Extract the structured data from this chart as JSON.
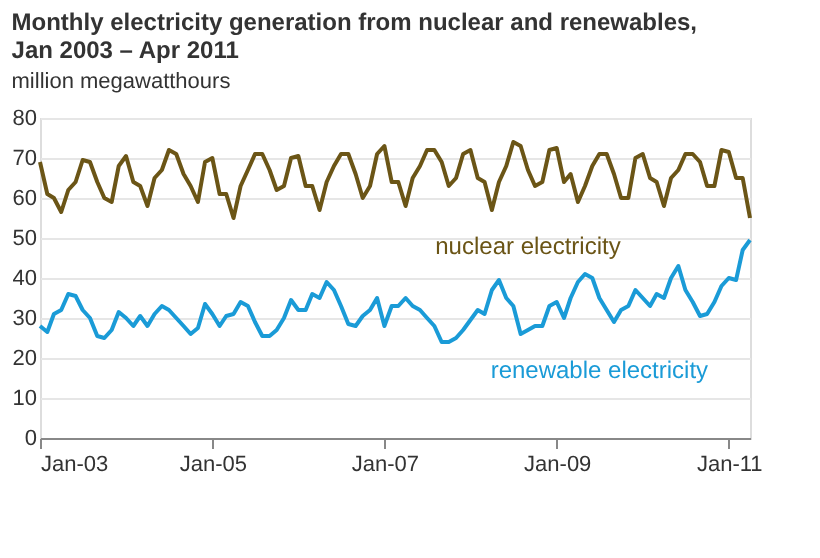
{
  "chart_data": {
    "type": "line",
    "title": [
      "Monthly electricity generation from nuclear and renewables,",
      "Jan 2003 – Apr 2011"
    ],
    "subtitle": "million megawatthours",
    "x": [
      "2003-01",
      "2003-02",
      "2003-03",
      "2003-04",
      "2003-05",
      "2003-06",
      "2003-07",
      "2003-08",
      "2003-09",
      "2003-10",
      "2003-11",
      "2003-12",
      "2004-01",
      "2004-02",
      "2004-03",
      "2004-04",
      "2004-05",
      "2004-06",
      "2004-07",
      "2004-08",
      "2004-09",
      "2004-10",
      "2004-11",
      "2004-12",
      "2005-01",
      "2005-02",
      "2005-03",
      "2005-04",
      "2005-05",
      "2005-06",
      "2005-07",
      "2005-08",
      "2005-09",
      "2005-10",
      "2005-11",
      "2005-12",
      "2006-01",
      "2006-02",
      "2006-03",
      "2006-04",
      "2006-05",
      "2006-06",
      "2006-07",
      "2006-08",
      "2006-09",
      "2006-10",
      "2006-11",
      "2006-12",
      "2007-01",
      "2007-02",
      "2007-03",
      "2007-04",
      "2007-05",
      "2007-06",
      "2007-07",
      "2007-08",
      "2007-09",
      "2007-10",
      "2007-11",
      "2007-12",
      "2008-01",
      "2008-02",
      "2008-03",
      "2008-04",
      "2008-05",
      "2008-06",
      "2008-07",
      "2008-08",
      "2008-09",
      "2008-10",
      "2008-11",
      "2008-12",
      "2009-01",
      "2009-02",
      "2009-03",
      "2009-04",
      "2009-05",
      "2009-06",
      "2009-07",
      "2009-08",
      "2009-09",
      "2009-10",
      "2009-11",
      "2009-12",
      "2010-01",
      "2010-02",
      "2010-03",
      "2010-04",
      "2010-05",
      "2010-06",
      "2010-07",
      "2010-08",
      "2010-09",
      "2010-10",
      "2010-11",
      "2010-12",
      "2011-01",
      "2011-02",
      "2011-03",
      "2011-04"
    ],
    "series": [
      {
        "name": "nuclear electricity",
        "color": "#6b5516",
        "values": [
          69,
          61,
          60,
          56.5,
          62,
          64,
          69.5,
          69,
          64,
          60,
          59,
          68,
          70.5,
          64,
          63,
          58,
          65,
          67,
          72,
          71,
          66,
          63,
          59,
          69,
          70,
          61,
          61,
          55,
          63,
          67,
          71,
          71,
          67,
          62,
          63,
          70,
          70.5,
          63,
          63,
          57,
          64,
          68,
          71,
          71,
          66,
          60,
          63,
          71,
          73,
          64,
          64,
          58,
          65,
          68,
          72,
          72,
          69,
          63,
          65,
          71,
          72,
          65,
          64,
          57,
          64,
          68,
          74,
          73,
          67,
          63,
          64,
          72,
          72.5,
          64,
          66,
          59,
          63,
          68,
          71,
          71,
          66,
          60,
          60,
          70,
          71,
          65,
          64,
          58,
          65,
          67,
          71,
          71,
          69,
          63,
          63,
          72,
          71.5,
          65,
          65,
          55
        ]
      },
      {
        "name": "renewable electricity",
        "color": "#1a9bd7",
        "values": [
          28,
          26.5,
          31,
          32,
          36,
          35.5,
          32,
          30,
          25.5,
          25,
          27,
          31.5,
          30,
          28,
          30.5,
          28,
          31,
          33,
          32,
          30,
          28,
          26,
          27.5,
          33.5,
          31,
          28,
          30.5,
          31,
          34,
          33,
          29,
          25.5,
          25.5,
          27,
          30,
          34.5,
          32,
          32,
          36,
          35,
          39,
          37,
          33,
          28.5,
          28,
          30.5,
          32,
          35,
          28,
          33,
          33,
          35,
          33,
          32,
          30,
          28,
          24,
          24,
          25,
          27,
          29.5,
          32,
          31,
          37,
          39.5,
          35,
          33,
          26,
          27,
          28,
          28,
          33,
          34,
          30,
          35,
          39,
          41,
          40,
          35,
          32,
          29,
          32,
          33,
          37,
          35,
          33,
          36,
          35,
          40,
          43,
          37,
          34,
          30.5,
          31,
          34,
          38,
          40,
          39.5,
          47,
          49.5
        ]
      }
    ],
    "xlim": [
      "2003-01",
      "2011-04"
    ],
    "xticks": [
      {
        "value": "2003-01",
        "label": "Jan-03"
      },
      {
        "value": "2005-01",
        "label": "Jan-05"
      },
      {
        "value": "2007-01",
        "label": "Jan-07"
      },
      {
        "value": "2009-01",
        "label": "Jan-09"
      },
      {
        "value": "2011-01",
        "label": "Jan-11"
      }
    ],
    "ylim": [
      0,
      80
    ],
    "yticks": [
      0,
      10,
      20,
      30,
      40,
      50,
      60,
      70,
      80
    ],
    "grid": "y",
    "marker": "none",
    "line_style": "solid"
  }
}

» **Work to be completed**
Pull every line containing "label" out of the data above.

» **Exercise solution**
        "label": "Jan-03"
        "label": "Jan-05"
        "label": "Jan-07"
        "label": "Jan-09"
        "label": "Jan-11"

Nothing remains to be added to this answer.